- [Goal of the exercise]: Search the records below for the word "name" and show every line where it occurs.

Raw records
>>>
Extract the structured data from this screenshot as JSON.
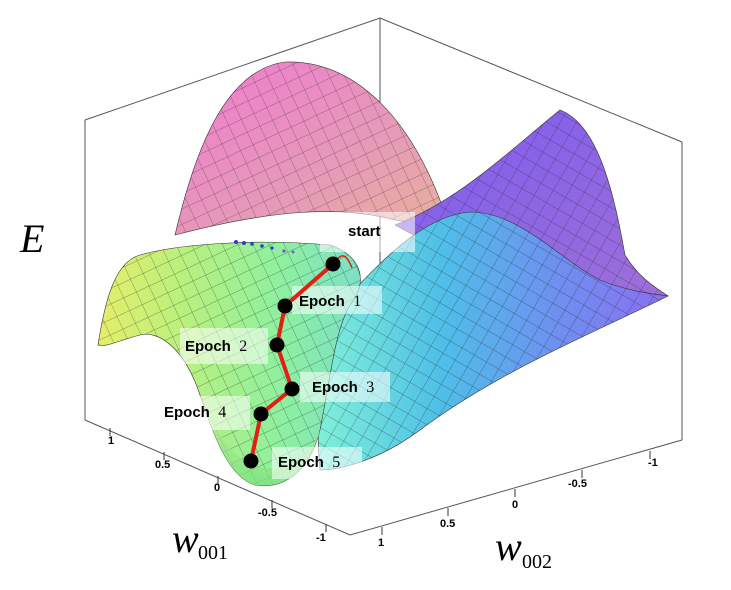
{
  "axes": {
    "z_label": "E",
    "x_label_main": "w",
    "x_label_sub": "001",
    "y_label_main": "w",
    "y_label_sub": "002"
  },
  "ticks_left": [
    "1",
    "0.5",
    "0",
    "-0.5",
    "-1"
  ],
  "ticks_right": [
    "1",
    "0.5",
    "0",
    "-0.5",
    "-1"
  ],
  "path_points": [
    {
      "name": "start",
      "word": "start",
      "num": ""
    },
    {
      "name": "epoch-1",
      "word": "Epoch",
      "num": "1"
    },
    {
      "name": "epoch-2",
      "word": "Epoch",
      "num": "2"
    },
    {
      "name": "epoch-3",
      "word": "Epoch",
      "num": "3"
    },
    {
      "name": "epoch-4",
      "word": "Epoch",
      "num": "4"
    },
    {
      "name": "epoch-5",
      "word": "Epoch",
      "num": "5"
    }
  ],
  "colors": {
    "path": "#e02010",
    "point": "#000000",
    "box": "#555555",
    "mesh": "#1a1a1a"
  }
}
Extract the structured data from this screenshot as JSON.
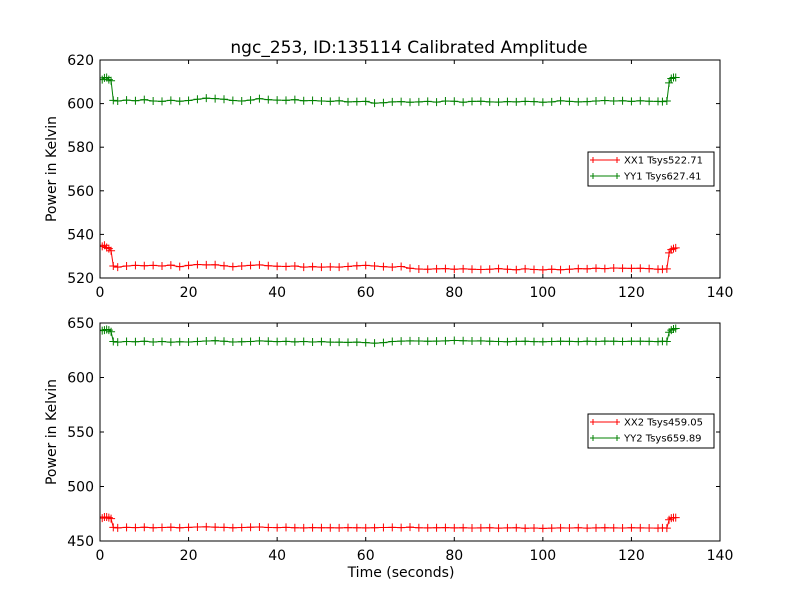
<<<
- [Solution to this task]:
      "name": "start",
      "name": "epoch-1",
      "name": "epoch-2",
      "name": "epoch-3",
      "name": "epoch-4",
      "name": "epoch-5",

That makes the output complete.